◆ **Work to complete**:
Output all the entries word for word. Omit the pictures.

(Data records)
━━━━━━

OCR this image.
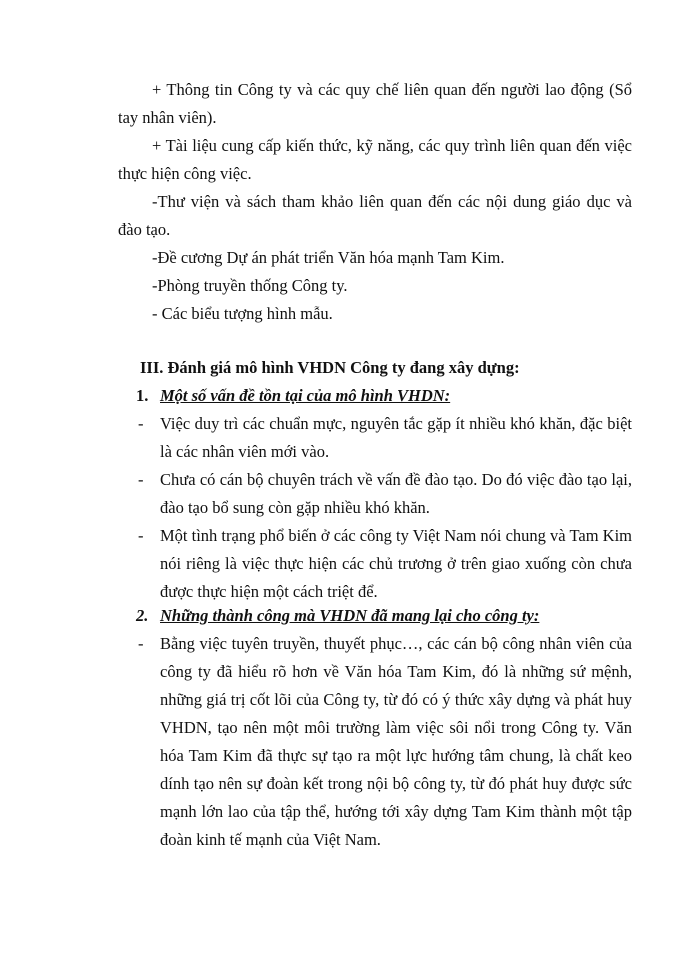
+ Thông tin Công ty và các quy chế liên quan đến người lao động (Sổ tay nhân viên).
+ Tài liệu cung cấp kiến thức, kỹ năng, các quy trình liên quan đến việc thực hiện công việc.
-Thư viện và sách tham khảo liên quan đến các nội dung giáo dục và đào tạo.
-Đề cương Dự án phát triển Văn hóa mạnh Tam Kim.
-Phòng truyền thống Công ty.
- Các biểu tượng hình mẫu.
III. Đánh giá mô hình VHDN Công ty đang xây dựng:
1. Một số vấn đề tồn tại của mô hình VHDN:
- Việc duy trì các chuẩn mực, nguyên tắc gặp ít nhiều khó khăn, đặc biệt là các nhân viên mới vào.
- Chưa có cán bộ chuyên trách về vấn đề đào tạo. Do đó việc đào tạo lại, đào tạo bổ sung còn gặp nhiều khó khăn.
- Một tình trạng phổ biến ở các công ty Việt Nam nói chung và Tam Kim nói riêng là việc thực hiện các chủ trương ở trên giao xuống còn chưa được thực hiện một cách triệt để.
2. Những thành công mà VHDN đã mang lại cho công ty:
- Bằng việc tuyên truyền, thuyết phục…, các cán bộ công nhân viên của công ty đã hiểu rõ hơn về Văn hóa Tam Kim, đó là những sứ mệnh, những giá trị cốt lõi của Công ty, từ đó có ý thức xây dựng và phát huy VHDN, tạo nên một môi trường làm việc sôi nổi trong Công ty. Văn hóa Tam Kim đã thực sự tạo ra một lực hướng tâm chung, là chất keo dính tạo nên sự đoàn kết trong nội bộ công ty, từ đó phát huy được sức mạnh lớn lao của tập thể, hướng tới xây dựng Tam Kim thành một tập đoàn kinh tế mạnh của Việt Nam.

━━━━━━

◆ **Worked solution**:
OCR this image.
+ Thông tin Công ty và các quy chế liên quan đến người lao động (Sổ tay nhân viên).
+ Tài liệu cung cấp kiến thức, kỹ năng, các quy trình liên quan đến việc thực hiện công việc.
-Thư viện và sách tham khảo liên quan đến các nội dung giáo dục và đào tạo.
-Đề cương Dự án phát triển Văn hóa mạnh Tam Kim.
-Phòng truyền thống Công ty.
- Các biểu tượng hình mẫu.
III. Đánh giá mô hình VHDN Công ty đang xây dựng:
1. Một số vấn đề tồn tại của mô hình VHDN:
- Việc duy trì các chuẩn mực, nguyên tắc gặp ít nhiều khó khăn, đặc biệt là các nhân viên mới vào.
- Chưa có cán bộ chuyên trách về vấn đề đào tạo. Do đó việc đào tạo lại, đào tạo bổ sung còn gặp nhiều khó khăn.
- Một tình trạng phổ biến ở các công ty Việt Nam nói chung và Tam Kim nói riêng là việc thực hiện các chủ trương ở trên giao xuống còn chưa được thực hiện một cách triệt để.
2. Những thành công mà VHDN đã mang lại cho công ty:
- Bằng việc tuyên truyền, thuyết phục…, các cán bộ công nhân viên của công ty đã hiểu rõ hơn về Văn hóa Tam Kim, đó là những sứ mệnh, những giá trị cốt lõi của Công ty, từ đó có ý thức xây dựng và phát huy VHDN, tạo nên một môi trường làm việc sôi nổi trong Công ty. Văn hóa Tam Kim đã thực sự tạo ra một lực hướng tâm chung, là chất keo dính tạo nên sự đoàn kết trong nội bộ công ty, từ đó phát huy được sức mạnh lớn lao của tập thể, hướng tới xây dựng Tam Kim thành một tập đoàn kinh tế mạnh của Việt Nam.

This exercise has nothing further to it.